# Given task:
Give the data below again, word for word.

# Record extracts:
-----

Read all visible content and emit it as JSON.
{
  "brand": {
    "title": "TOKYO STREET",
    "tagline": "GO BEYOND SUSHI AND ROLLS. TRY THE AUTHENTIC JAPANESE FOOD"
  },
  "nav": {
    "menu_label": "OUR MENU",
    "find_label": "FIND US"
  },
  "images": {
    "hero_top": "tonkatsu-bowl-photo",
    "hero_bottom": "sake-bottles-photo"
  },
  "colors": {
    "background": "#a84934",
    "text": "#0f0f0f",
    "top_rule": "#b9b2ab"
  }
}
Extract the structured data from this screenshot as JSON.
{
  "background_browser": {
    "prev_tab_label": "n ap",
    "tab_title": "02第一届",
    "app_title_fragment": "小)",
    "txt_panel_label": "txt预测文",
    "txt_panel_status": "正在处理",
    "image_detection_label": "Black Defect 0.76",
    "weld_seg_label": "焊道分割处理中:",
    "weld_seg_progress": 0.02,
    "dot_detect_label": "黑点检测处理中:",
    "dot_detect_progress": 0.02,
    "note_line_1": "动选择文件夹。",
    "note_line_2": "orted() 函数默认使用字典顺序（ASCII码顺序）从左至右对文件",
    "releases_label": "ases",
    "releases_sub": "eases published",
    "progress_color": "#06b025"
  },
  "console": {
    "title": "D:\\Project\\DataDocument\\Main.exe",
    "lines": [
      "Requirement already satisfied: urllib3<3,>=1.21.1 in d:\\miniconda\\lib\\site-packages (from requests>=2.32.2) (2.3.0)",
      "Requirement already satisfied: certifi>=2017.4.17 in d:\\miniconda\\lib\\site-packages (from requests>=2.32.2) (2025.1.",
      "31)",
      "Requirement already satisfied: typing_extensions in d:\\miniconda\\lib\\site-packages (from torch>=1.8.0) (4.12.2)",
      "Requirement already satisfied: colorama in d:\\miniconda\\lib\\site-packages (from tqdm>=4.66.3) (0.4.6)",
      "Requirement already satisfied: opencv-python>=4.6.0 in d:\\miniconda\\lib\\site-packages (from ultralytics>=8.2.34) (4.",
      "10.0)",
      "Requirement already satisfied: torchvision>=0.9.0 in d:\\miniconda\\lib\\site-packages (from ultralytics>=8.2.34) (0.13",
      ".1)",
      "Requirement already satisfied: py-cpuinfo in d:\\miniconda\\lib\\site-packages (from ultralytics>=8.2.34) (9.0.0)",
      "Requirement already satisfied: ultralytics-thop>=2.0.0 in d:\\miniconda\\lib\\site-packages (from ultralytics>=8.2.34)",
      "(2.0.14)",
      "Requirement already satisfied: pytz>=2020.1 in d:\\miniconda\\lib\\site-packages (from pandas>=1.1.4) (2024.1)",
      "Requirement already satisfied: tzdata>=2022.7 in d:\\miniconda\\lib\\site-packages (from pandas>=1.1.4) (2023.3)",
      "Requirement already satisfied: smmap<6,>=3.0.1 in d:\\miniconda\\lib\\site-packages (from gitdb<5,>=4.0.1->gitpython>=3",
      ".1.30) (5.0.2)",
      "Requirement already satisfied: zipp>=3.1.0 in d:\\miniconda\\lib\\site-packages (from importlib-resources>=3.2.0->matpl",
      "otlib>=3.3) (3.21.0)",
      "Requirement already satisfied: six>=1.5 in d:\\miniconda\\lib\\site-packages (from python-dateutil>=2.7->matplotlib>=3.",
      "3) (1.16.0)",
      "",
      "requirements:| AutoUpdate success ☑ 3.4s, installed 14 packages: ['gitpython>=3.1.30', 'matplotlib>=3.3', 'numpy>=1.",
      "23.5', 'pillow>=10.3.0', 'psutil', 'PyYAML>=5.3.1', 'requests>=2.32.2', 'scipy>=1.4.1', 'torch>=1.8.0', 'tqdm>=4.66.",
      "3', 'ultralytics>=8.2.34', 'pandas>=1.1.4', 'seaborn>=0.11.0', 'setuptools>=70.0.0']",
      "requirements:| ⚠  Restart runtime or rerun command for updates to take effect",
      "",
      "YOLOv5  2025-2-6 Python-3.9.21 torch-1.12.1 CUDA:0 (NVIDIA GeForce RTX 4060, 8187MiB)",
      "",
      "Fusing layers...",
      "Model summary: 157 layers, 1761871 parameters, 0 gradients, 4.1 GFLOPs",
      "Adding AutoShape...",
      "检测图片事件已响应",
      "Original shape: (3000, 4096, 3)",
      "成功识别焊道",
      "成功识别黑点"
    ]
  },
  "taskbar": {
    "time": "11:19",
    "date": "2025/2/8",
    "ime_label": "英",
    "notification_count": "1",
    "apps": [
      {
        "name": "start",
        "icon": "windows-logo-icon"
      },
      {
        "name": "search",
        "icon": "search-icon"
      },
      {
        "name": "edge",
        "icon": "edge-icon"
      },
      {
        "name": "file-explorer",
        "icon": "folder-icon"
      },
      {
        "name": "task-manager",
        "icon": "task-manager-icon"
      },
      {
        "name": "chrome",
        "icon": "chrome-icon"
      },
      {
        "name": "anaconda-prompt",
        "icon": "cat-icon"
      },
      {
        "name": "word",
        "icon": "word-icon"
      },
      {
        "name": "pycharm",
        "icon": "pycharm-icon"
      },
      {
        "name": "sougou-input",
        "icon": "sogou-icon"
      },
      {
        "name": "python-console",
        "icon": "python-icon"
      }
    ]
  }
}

-----

# The answer:
Read all visible content and emit it as JSON.
{
  "brand": {
    "title": "TOKYO STREET",
    "tagline": "GO BEYOND SUSHI AND ROLLS. TRY THE AUTHENTIC JAPANESE FOOD"
  },
  "nav": {
    "menu_label": "OUR MENU",
    "find_label": "FIND US"
  },
  "images": {
    "hero_top": "tonkatsu-bowl-photo",
    "hero_bottom": "sake-bottles-photo"
  },
  "colors": {
    "background": "#a84934",
    "text": "#0f0f0f",
    "top_rule": "#b9b2ab"
  }
}
Extract the structured data from this screenshot as JSON.
{
  "background_browser": {
    "prev_tab_label": "n ap",
    "tab_title": "02第一届",
    "app_title_fragment": "小)",
    "txt_panel_label": "txt预测文",
    "txt_panel_status": "正在处理",
    "image_detection_label": "Black Defect 0.76",
    "weld_seg_label": "焊道分割处理中:",
    "weld_seg_progress": 0.02,
    "dot_detect_label": "黑点检测处理中:",
    "dot_detect_progress": 0.02,
    "note_line_1": "动选择文件夹。",
    "note_line_2": "orted() 函数默认使用字典顺序（ASCII码顺序）从左至右对文件",
    "releases_label": "ases",
    "releases_sub": "eases published",
    "progress_color": "#06b025"
  },
  "console": {
    "title": "D:\\Project\\DataDocument\\Main.exe",
    "lines": [
      "Requirement already satisfied: urllib3<3,>=1.21.1 in d:\\miniconda\\lib\\site-packages (from requests>=2.32.2) (2.3.0)",
      "Requirement already satisfied: certifi>=2017.4.17 in d:\\miniconda\\lib\\site-packages (from requests>=2.32.2) (2025.1.",
      "31)",
      "Requirement already satisfied: typing_extensions in d:\\miniconda\\lib\\site-packages (from torch>=1.8.0) (4.12.2)",
      "Requirement already satisfied: colorama in d:\\miniconda\\lib\\site-packages (from tqdm>=4.66.3) (0.4.6)",
      "Requirement already satisfied: opencv-python>=4.6.0 in d:\\miniconda\\lib\\site-packages (from ultralytics>=8.2.34) (4.",
      "10.0)",
      "Requirement already satisfied: torchvision>=0.9.0 in d:\\miniconda\\lib\\site-packages (from ultralytics>=8.2.34) (0.13",
      ".1)",
      "Requirement already satisfied: py-cpuinfo in d:\\miniconda\\lib\\site-packages (from ultralytics>=8.2.34) (9.0.0)",
      "Requirement already satisfied: ultralytics-thop>=2.0.0 in d:\\miniconda\\lib\\site-packages (from ultralytics>=8.2.34)",
      "(2.0.14)",
      "Requirement already satisfied: pytz>=2020.1 in d:\\miniconda\\lib\\site-packages (from pandas>=1.1.4) (2024.1)",
      "Requirement already satisfied: tzdata>=2022.7 in d:\\miniconda\\lib\\site-packages (from pandas>=1.1.4) (2023.3)",
      "Requirement already satisfied: smmap<6,>=3.0.1 in d:\\miniconda\\lib\\site-packages (from gitdb<5,>=4.0.1->gitpython>=3",
      ".1.30) (5.0.2)",
      "Requirement already satisfied: zipp>=3.1.0 in d:\\miniconda\\lib\\site-packages (from importlib-resources>=3.2.0->matpl",
      "otlib>=3.3) (3.21.0)",
      "Requirement already satisfied: six>=1.5 in d:\\miniconda\\lib\\site-packages (from python-dateutil>=2.7->matplotlib>=3.",
      "3) (1.16.0)",
      "",
      "requirements:| AutoUpdate success ☑ 3.4s, installed 14 packages: ['gitpython>=3.1.30', 'matplotlib>=3.3', 'numpy>=1.",
      "23.5', 'pillow>=10.3.0', 'psutil', 'PyYAML>=5.3.1', 'requests>=2.32.2', 'scipy>=1.4.1', 'torch>=1.8.0', 'tqdm>=4.66.",
      "3', 'ultralytics>=8.2.34', 'pandas>=1.1.4', 'seaborn>=0.11.0', 'setuptools>=70.0.0']",
      "requirements:| ⚠  Restart runtime or rerun command for updates to take effect",
      "",
      "YOLOv5  2025-2-6 Python-3.9.21 torch-1.12.1 CUDA:0 (NVIDIA GeForce RTX 4060, 8187MiB)",
      "",
      "Fusing layers...",
      "Model summary: 157 layers, 1761871 parameters, 0 gradients, 4.1 GFLOPs",
      "Adding AutoShape...",
      "检测图片事件已响应",
      "Original shape: (3000, 4096, 3)",
      "成功识别焊道",
      "成功识别黑点"
    ]
  },
  "taskbar": {
    "time": "11:19",
    "date": "2025/2/8",
    "ime_label": "英",
    "notification_count": "1",
    "apps": [
      {
        "name": "start",
        "icon": "windows-logo-icon"
      },
      {
        "name": "search",
        "icon": "search-icon"
      },
      {
        "name": "edge",
        "icon": "edge-icon"
      },
      {
        "name": "file-explorer",
        "icon": "folder-icon"
      },
      {
        "name": "task-manager",
        "icon": "task-manager-icon"
      },
      {
        "name": "chrome",
        "icon": "chrome-icon"
      },
      {
        "name": "anaconda-prompt",
        "icon": "cat-icon"
      },
      {
        "name": "word",
        "icon": "word-icon"
      },
      {
        "name": "pycharm",
        "icon": "pycharm-icon"
      },
      {
        "name": "sougou-input",
        "icon": "sogou-icon"
      },
      {
        "name": "python-console",
        "icon": "python-icon"
      }
    ]
  }
}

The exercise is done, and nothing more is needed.